Task objective:
All lines below must be repeated exactly, with the pictures omitted.

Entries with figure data
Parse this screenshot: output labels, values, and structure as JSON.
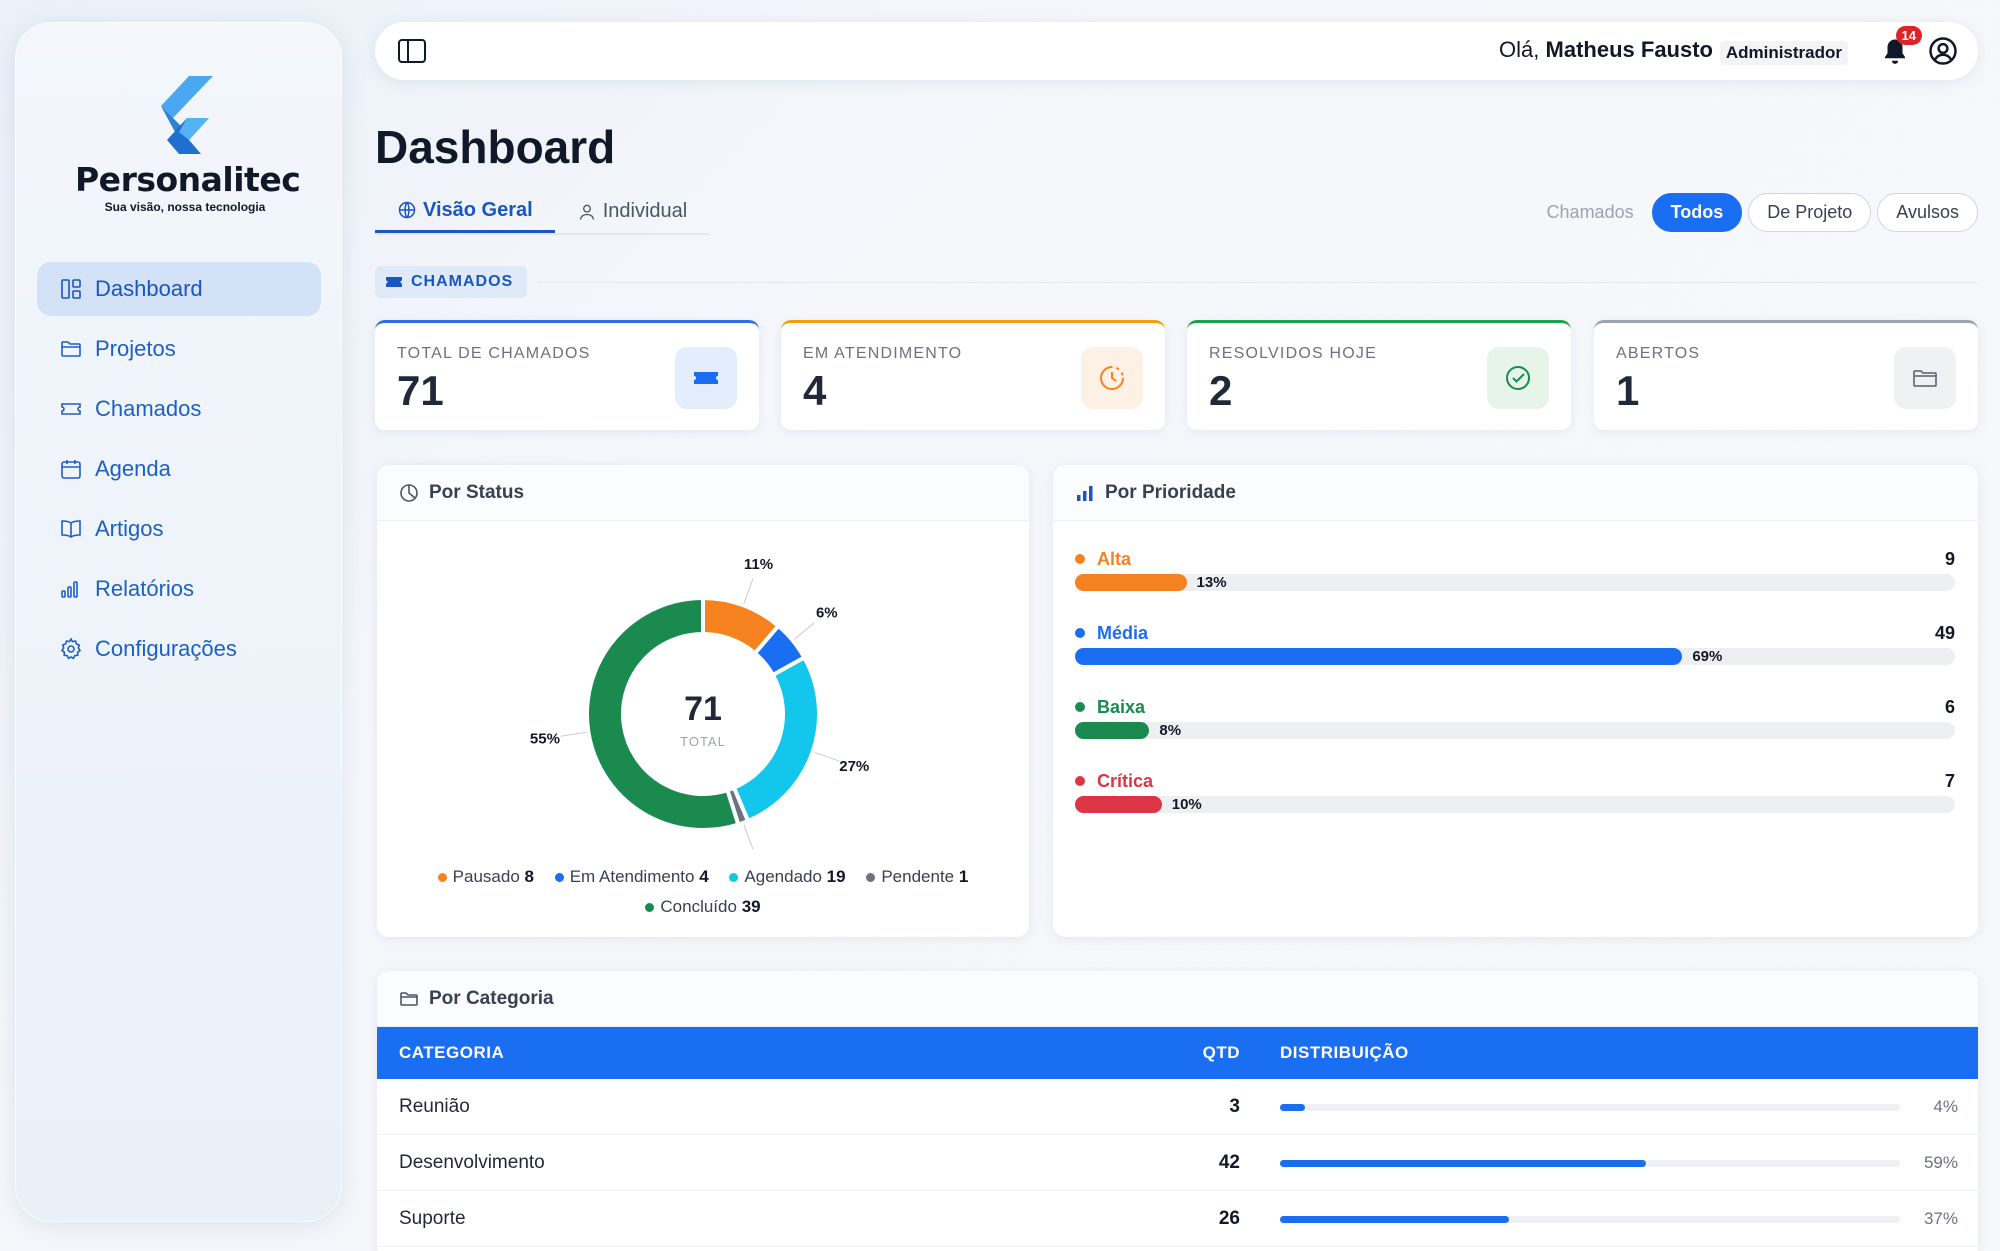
{
  "brand": {
    "name": "Personalitec",
    "tagline": "Sua visão, nossa tecnologia"
  },
  "sidebar": {
    "items": [
      {
        "label": "Dashboard",
        "icon": "dashboard-icon",
        "active": true
      },
      {
        "label": "Projetos",
        "icon": "folder-icon"
      },
      {
        "label": "Chamados",
        "icon": "ticket-icon"
      },
      {
        "label": "Agenda",
        "icon": "calendar-icon"
      },
      {
        "label": "Artigos",
        "icon": "book-icon"
      },
      {
        "label": "Relatórios",
        "icon": "bar-chart-icon"
      },
      {
        "label": "Configurações",
        "icon": "gear-icon"
      }
    ]
  },
  "topbar": {
    "greeting_prefix": "Olá,",
    "user_name": "Matheus Fausto",
    "role": "Administrador",
    "notification_count": "14"
  },
  "page": {
    "title": "Dashboard"
  },
  "tabs": [
    {
      "label": "Visão Geral",
      "icon": "globe-icon",
      "active": true
    },
    {
      "label": "Individual",
      "icon": "user-icon",
      "active": false
    }
  ],
  "filters": {
    "label": "Chamados",
    "options": [
      {
        "label": "Todos",
        "active": true
      },
      {
        "label": "De Projeto",
        "active": false
      },
      {
        "label": "Avulsos",
        "active": false
      }
    ]
  },
  "section": {
    "label": "CHAMADOS"
  },
  "stats": [
    {
      "label": "TOTAL DE CHAMADOS",
      "value": "71",
      "icon": "ticket-icon",
      "accent": "#2b6fe0"
    },
    {
      "label": "EM ATENDIMENTO",
      "value": "4",
      "icon": "clock-icon",
      "accent": "#f59e0b"
    },
    {
      "label": "RESOLVIDOS HOJE",
      "value": "2",
      "icon": "check-circle-icon",
      "accent": "#16a34a"
    },
    {
      "label": "ABERTOS",
      "value": "1",
      "icon": "folder-icon",
      "accent": "#9ca3af"
    }
  ],
  "status_card": {
    "title": "Por Status",
    "center_value": "71",
    "center_label": "TOTAL"
  },
  "priority_card": {
    "title": "Por Prioridade"
  },
  "category_card": {
    "title": "Por Categoria",
    "columns": {
      "category": "CATEGORIA",
      "qty": "QTD",
      "distribution": "DISTRIBUIÇÃO"
    },
    "rows": [
      {
        "category": "Reunião",
        "qty": "3",
        "pct": "4%",
        "fraction": 0.04
      },
      {
        "category": "Desenvolvimento",
        "qty": "42",
        "pct": "59%",
        "fraction": 0.59
      },
      {
        "category": "Suporte",
        "qty": "26",
        "pct": "37%",
        "fraction": 0.37
      }
    ]
  },
  "chart_data": [
    {
      "type": "pie",
      "title": "Por Status",
      "slices": [
        {
          "name": "Pausado",
          "value": 8,
          "label": "11%",
          "color": "#f5821f"
        },
        {
          "name": "Em Atendimento",
          "value": 4,
          "label": "6%",
          "color": "#1a6ef2"
        },
        {
          "name": "Agendado",
          "value": 19,
          "label": "27%",
          "color": "#12c6ec"
        },
        {
          "name": "Pendente",
          "value": 1,
          "label": "",
          "color": "#6b7280"
        },
        {
          "name": "Concluído",
          "value": 39,
          "label": "55%",
          "color": "#1b8a4f"
        }
      ],
      "legend_position": "bottom"
    },
    {
      "type": "bar",
      "title": "Por Prioridade",
      "categories": [
        "Alta",
        "Média",
        "Baixa",
        "Crítica"
      ],
      "values": [
        9,
        49,
        6,
        7
      ],
      "percent_labels": [
        "13%",
        "69%",
        "8%",
        "10%"
      ],
      "colors": [
        "#f5821f",
        "#1a6ef2",
        "#1b8a4f",
        "#dc3545"
      ]
    }
  ]
}
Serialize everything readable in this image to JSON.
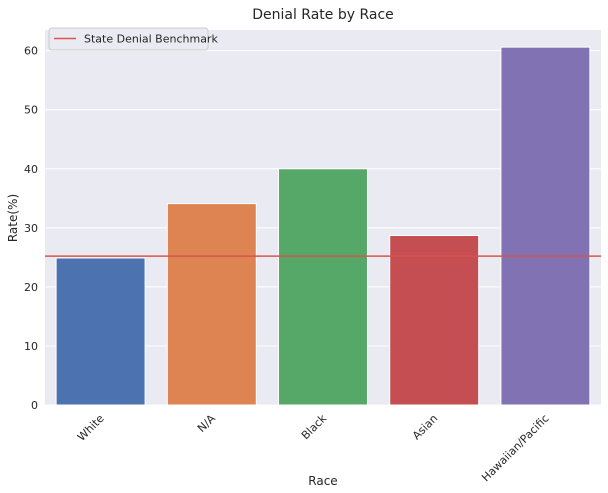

Solution for this exercise:
Parse this screenshot: output labels, values, and structure as JSON.
{
  "brand": {
    "name": "Personalitec",
    "tagline": "Sua visão, nossa tecnologia"
  },
  "sidebar": {
    "items": [
      {
        "label": "Dashboard",
        "icon": "dashboard-icon",
        "active": true
      },
      {
        "label": "Projetos",
        "icon": "folder-icon"
      },
      {
        "label": "Chamados",
        "icon": "ticket-icon"
      },
      {
        "label": "Agenda",
        "icon": "calendar-icon"
      },
      {
        "label": "Artigos",
        "icon": "book-icon"
      },
      {
        "label": "Relatórios",
        "icon": "bar-chart-icon"
      },
      {
        "label": "Configurações",
        "icon": "gear-icon"
      }
    ]
  },
  "topbar": {
    "greeting_prefix": "Olá,",
    "user_name": "Matheus Fausto",
    "role": "Administrador",
    "notification_count": "14"
  },
  "page": {
    "title": "Dashboard"
  },
  "tabs": [
    {
      "label": "Visão Geral",
      "icon": "globe-icon",
      "active": true
    },
    {
      "label": "Individual",
      "icon": "user-icon",
      "active": false
    }
  ],
  "filters": {
    "label": "Chamados",
    "options": [
      {
        "label": "Todos",
        "active": true
      },
      {
        "label": "De Projeto",
        "active": false
      },
      {
        "label": "Avulsos",
        "active": false
      }
    ]
  },
  "section": {
    "label": "CHAMADOS"
  },
  "stats": [
    {
      "label": "TOTAL DE CHAMADOS",
      "value": "71",
      "icon": "ticket-icon",
      "accent": "#2b6fe0"
    },
    {
      "label": "EM ATENDIMENTO",
      "value": "4",
      "icon": "clock-icon",
      "accent": "#f59e0b"
    },
    {
      "label": "RESOLVIDOS HOJE",
      "value": "2",
      "icon": "check-circle-icon",
      "accent": "#16a34a"
    },
    {
      "label": "ABERTOS",
      "value": "1",
      "icon": "folder-icon",
      "accent": "#9ca3af"
    }
  ],
  "status_card": {
    "title": "Por Status",
    "center_value": "71",
    "center_label": "TOTAL"
  },
  "priority_card": {
    "title": "Por Prioridade"
  },
  "category_card": {
    "title": "Por Categoria",
    "columns": {
      "category": "CATEGORIA",
      "qty": "QTD",
      "distribution": "DISTRIBUIÇÃO"
    },
    "rows": [
      {
        "category": "Reunião",
        "qty": "3",
        "pct": "4%",
        "fraction": 0.04
      },
      {
        "category": "Desenvolvimento",
        "qty": "42",
        "pct": "59%",
        "fraction": 0.59
      },
      {
        "category": "Suporte",
        "qty": "26",
        "pct": "37%",
        "fraction": 0.37
      }
    ]
  },
  "chart_data": [
    {
      "type": "pie",
      "title": "Por Status",
      "slices": [
        {
          "name": "Pausado",
          "value": 8,
          "label": "11%",
          "color": "#f5821f"
        },
        {
          "name": "Em Atendimento",
          "value": 4,
          "label": "6%",
          "color": "#1a6ef2"
        },
        {
          "name": "Agendado",
          "value": 19,
          "label": "27%",
          "color": "#12c6ec"
        },
        {
          "name": "Pendente",
          "value": 1,
          "label": "",
          "color": "#6b7280"
        },
        {
          "name": "Concluído",
          "value": 39,
          "label": "55%",
          "color": "#1b8a4f"
        }
      ],
      "legend_position": "bottom"
    },
    {
      "type": "bar",
      "title": "Por Prioridade",
      "categories": [
        "Alta",
        "Média",
        "Baixa",
        "Crítica"
      ],
      "values": [
        9,
        49,
        6,
        7
      ],
      "percent_labels": [
        "13%",
        "69%",
        "8%",
        "10%"
      ],
      "colors": [
        "#f5821f",
        "#1a6ef2",
        "#1b8a4f",
        "#dc3545"
      ]
    }
  ]
}
Serialize everything readable in this image to JSON.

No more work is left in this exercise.